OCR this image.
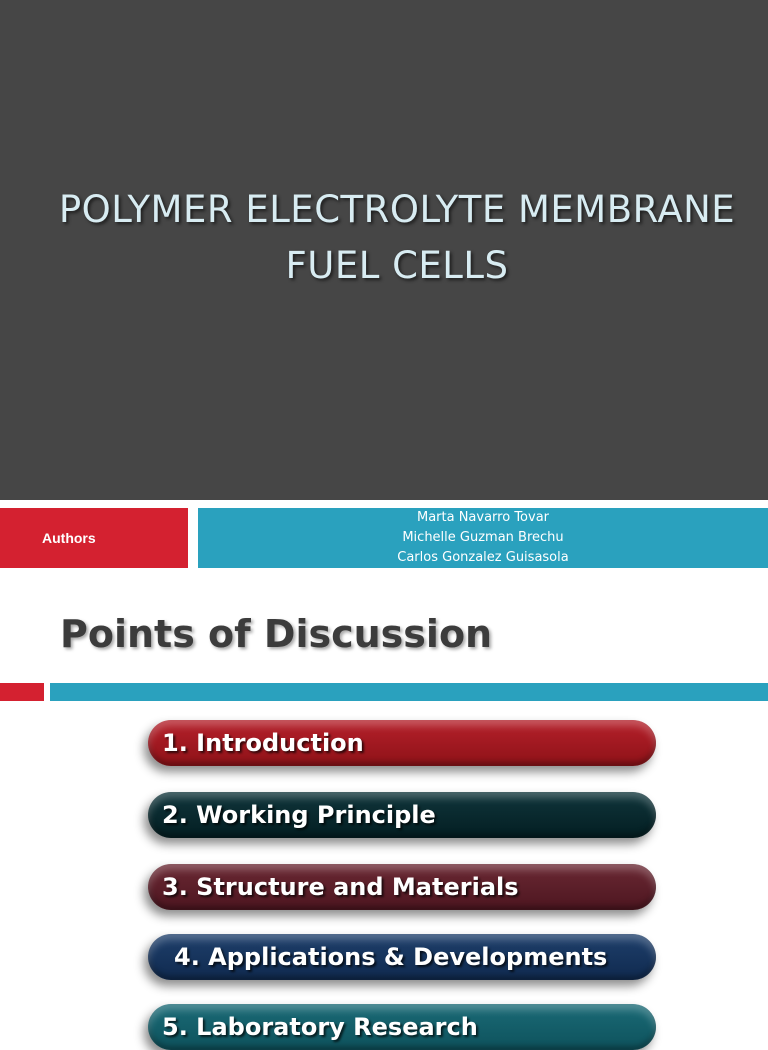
POLYMER ELECTROLYTE MEMBRANE
FUEL CELLS
Authors
Marta Navarro Tovar
Michelle Guzman Brechu
Carlos Gonzalez Guisasola
Points of Discussion
1. Introduction
2. Working Principle
3. Structure and Materials
4. Applications & Developments
5. Laboratory Research
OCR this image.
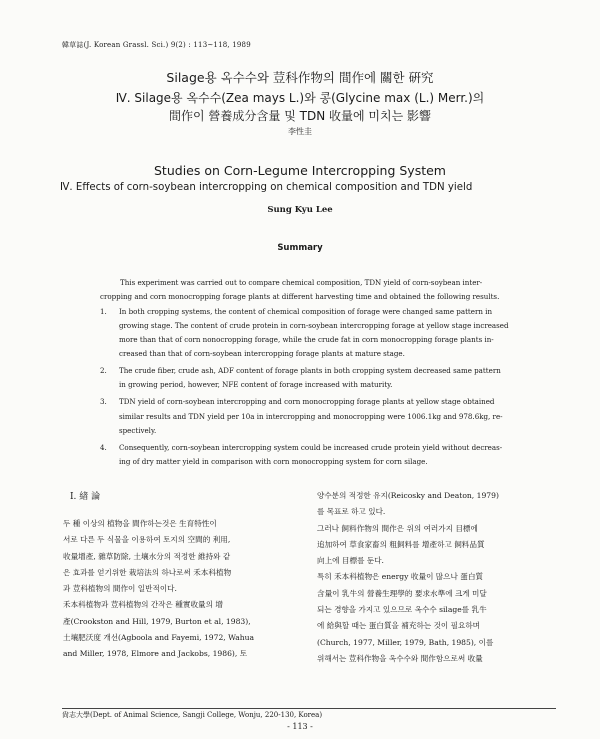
韓草誌(J. Korean Grassl. Sci.) 9(2) : 113~118, 1989
Silage용 옥수수와 荳科作物의 間作에 關한 硏究
Ⅳ. Silage용 옥수수(Zea mays L.)와 콩(Glycine max (L.) Merr.)의
間作이 營養成分含量 및 TDN 收量에 미치는 影響
李性圭
Studies on Corn-Legume Intercropping System
Ⅳ. Effects of corn-soybean intercropping on chemical composition and TDN yield
Sung Kyu Lee
Summary
This experiment was carried out to compare chemical composition, TDN yield of corn-soybean inter-
cropping and corn monocropping forage plants at different harvesting time and obtained the following results.
1. In both cropping systems, the content of chemical composition of forage were changed same pattern in
growing stage. The content of crude protein in corn-soybean intercropping forage at yellow stage increased
more than that of corn nonocropping forage, while the crude fat in corn monocropping forage plants in-
creased than that of corn-soybean intercropping forage plants at mature stage.
2. The crude fiber, crude ash, ADF content of forage plants in both cropping system decreased same pattern
in growing period, however, NFE content of forage increased with maturity.
3. TDN yield of corn-soybean intercropping and corn monocropping forage plants at yellow stage obtained
similar results and TDN yield per 10a in intercropping and monocropping were 1006.1kg and 978.6kg, re-
spectively.
4. Consequently, corn-soybean intercropping system could be increased crude protein yield without decreas-
ing of dry matter yield in comparison with corn monocropping system for corn silage.
Ⅰ. 緖 論
두 種 이상의 植物을 間作하는것은 生育特性이
서로 다른 두 식물을 이용하여 토지의 空間的 利用,
收量增產, 雜草防除, 土壤水分의 적정한 維持와 같
은 효과를 얻기위한 栽培法의 하나로써 禾本科植物
과 荳科植物의 間作이 일반적이다.
禾本科植物과 荳科植物의 간작은 種實收量의 增
產(Crookston and Hill, 1979, Burton et al, 1983),
土壤肥沃度 개선(Agboola and Fayemi, 1972, Wahua
and Miller, 1978, Elmore and Jackobs, 1986), 토
양수분의 적정한 유지(Reicosky and Deaton, 1979)
를 목표로 하고 있다.
그러나 飼料作物의 間作은 위의 여러가지 目標에
追加하여 草食家畜의 粗飼料를 增產하고 飼料品質
向上에 目標를 둔다.
특히 禾本科植物은 energy 收量이 많으나 蛋白質
含量이 乳牛의 營養生理學的 要求水準에 크게 미달
되는 경향을 가지고 있으므로 옥수수 silage를 乳牛
에 給與할 때는 蛋白質을 補充하는 것이 필요하며
(Church, 1977, Miller, 1979, Bath, 1985), 이를
위해서는 荳科作物을 옥수수와 間作함으로써 收量
尙志大學(Dept. of Animal Science, Sangji College, Wonju, 220-130, Korea)
- 113 -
++++++++++
▶ WHAT IS REQUIRED
The answer should be an exact restatement of every entry, with the pictures omitted.

▶ RESULT OF THIS TASK
OCR this image.
POLYMER ELECTROLYTE MEMBRANE
FUEL CELLS
Authors
Marta Navarro Tovar
Michelle Guzman Brechu
Carlos Gonzalez Guisasola
Points of Discussion
1. Introduction
2. Working Principle
3. Structure and Materials
4. Applications & Developments
5. Laboratory Research
OCR this image.
韓草誌(J. Korean Grassl. Sci.) 9(2) : 113~118, 1989
Silage용 옥수수와 荳科作物의 間作에 關한 硏究
Ⅳ. Silage용 옥수수(Zea mays L.)와 콩(Glycine max (L.) Merr.)의
間作이 營養成分含量 및 TDN 收量에 미치는 影響
李性圭
Studies on Corn-Legume Intercropping System
Ⅳ. Effects of corn-soybean intercropping on chemical composition and TDN yield
Sung Kyu Lee
Summary
This experiment was carried out to compare chemical composition, TDN yield of corn-soybean inter-
cropping and corn monocropping forage plants at different harvesting time and obtained the following results.
1. In both cropping systems, the content of chemical composition of forage were changed same pattern in
growing stage. The content of crude protein in corn-soybean intercropping forage at yellow stage increased
more than that of corn nonocropping forage, while the crude fat in corn monocropping forage plants in-
creased than that of corn-soybean intercropping forage plants at mature stage.
2. The crude fiber, crude ash, ADF content of forage plants in both cropping system decreased same pattern
in growing period, however, NFE content of forage increased with maturity.
3. TDN yield of corn-soybean intercropping and corn monocropping forage plants at yellow stage obtained
similar results and TDN yield per 10a in intercropping and monocropping were 1006.1kg and 978.6kg, re-
spectively.
4. Consequently, corn-soybean intercropping system could be increased crude protein yield without decreas-
ing of dry matter yield in comparison with corn monocropping system for corn silage.
Ⅰ. 緖 論
두 種 이상의 植物을 間作하는것은 生育特性이
서로 다른 두 식물을 이용하여 토지의 空間的 利用,
收量增產, 雜草防除, 土壤水分의 적정한 維持와 같
은 효과를 얻기위한 栽培法의 하나로써 禾本科植物
과 荳科植物의 間作이 일반적이다.
禾本科植物과 荳科植物의 간작은 種實收量의 增
產(Crookston and Hill, 1979, Burton et al, 1983),
土壤肥沃度 개선(Agboola and Fayemi, 1972, Wahua
and Miller, 1978, Elmore and Jackobs, 1986), 토
양수분의 적정한 유지(Reicosky and Deaton, 1979)
를 목표로 하고 있다.
그러나 飼料作物의 間作은 위의 여러가지 目標에
追加하여 草食家畜의 粗飼料를 增產하고 飼料品質
向上에 目標를 둔다.
특히 禾本科植物은 energy 收量이 많으나 蛋白質
含量이 乳牛의 營養生理學的 要求水準에 크게 미달
되는 경향을 가지고 있으므로 옥수수 silage를 乳牛
에 給與할 때는 蛋白質을 補充하는 것이 필요하며
(Church, 1977, Miller, 1979, Bath, 1985), 이를
위해서는 荳科作物을 옥수수와 間作함으로써 收量
尙志大學(Dept. of Animal Science, Sangji College, Wonju, 220-130, Korea)
- 113 -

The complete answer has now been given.